Abstract
Background, aims and scope
Food production is essential to life. Modern farming uses considerable resources to produce arable crops. Analysing the environmental burdens of alternative crop production methods is a vital tool for policymakers. The paper describes the production burdens (calculated by life cycle analysis) of three key arable crops: bread wheat, oilseed rape and potatoes as grown in England and Wales using organic and non-organic (contemporary conventional) systems. Resource use (e.g. abiotic and energy) and burdens from emissions are included (e.g. global warming potential on a 100-year basis, global warming potential (GWP), and eutrophication and acidification potentials).
Methods
Crop production was analysed, using systems models, so that the effects of factors like changing N fertiliser application rates or irrigation could be examined. Emissions of nitrate were derived from a simulation model in which soil organic N was driven to steady state so that all long-term effects were properly accounted for. Yield response curves to N were similarly derived from long-term experiments. Crop nutrient inputs and plant protection applications were derived from national survey data and the literature. All major inputs were accounted for including fertiliser extraction, manufacture and delivery; pesticide manufacture; field fuel use; machinery and building manufacture; crop drying, cooling and storage. The current balance of production systems were found from survey data. The weighted mean national production was calculated from a combination of three rainfall levels and soil textures. The system boundary is the farm gate. The functional unit is 1 t marketable fresh weight of each product.

TASK TO CARRY OUT: Copy the crop production abstract word for word in full. The lines after this point are not needed.

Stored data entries
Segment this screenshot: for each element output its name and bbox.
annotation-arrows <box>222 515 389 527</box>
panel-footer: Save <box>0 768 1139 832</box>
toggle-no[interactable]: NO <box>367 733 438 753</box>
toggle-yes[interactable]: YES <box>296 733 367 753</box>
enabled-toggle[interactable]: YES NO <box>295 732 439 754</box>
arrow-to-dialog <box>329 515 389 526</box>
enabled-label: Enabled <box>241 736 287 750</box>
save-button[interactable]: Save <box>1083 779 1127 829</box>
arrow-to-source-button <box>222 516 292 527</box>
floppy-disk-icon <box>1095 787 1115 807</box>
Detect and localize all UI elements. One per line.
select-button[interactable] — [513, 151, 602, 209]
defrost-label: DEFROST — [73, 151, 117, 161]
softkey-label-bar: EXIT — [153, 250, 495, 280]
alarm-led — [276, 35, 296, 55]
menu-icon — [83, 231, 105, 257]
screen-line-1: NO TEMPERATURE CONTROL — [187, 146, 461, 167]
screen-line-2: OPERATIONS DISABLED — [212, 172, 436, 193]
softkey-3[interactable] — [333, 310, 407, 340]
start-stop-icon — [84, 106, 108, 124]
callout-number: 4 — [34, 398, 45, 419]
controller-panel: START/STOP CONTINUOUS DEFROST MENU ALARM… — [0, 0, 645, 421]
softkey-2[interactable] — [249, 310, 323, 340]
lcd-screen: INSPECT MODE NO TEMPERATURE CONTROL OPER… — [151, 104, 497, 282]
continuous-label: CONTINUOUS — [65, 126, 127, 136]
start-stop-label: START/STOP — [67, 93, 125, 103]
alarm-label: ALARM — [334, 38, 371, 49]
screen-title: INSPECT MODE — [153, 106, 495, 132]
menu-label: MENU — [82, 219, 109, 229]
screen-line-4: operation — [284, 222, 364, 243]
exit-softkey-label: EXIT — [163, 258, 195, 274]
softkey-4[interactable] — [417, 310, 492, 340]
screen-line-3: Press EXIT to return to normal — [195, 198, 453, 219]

EXERCISE OUTPUT:
Abstract
Background, aims and scope
Food production is essential to life. Modern farming uses considerable resources to produce arable crops. Analysing the environmental burdens of alternative crop production methods is a vital tool for policymakers. The paper describes the production burdens (calculated by life cycle analysis) of three key arable crops: bread wheat, oilseed rape and potatoes as grown in England and Wales using organic and non-organic (contemporary conventional) systems. Resource use (e.g. abiotic and energy) and burdens from emissions are included (e.g. global warming potential on a 100-year basis, global warming potential (GWP), and eutrophication and acidification potentials).
Methods
Crop production was analysed, using systems models, so that the effects of factors like changing N fertiliser application rates or irrigation could be examined. Emissions of nitrate were derived from a simulation model in which soil organic N was driven to steady state so that all long-term effects were properly accounted for. Yield response curves to N were similarly derived from long-term experiments. Crop nutrient inputs and plant protection applications were derived from national survey data and the literature. All major inputs were accounted for including fertiliser extraction, manufacture and delivery; pesticide manufacture; field fuel use; machinery and building manufacture; crop drying, cooling and storage. The current balance of production systems were found from survey data. The weighted mean national production was calculated from a combination of three rainfall levels and soil textures. The system boundary is the farm gate. The functional unit is 1 t marketable fresh weight of each product.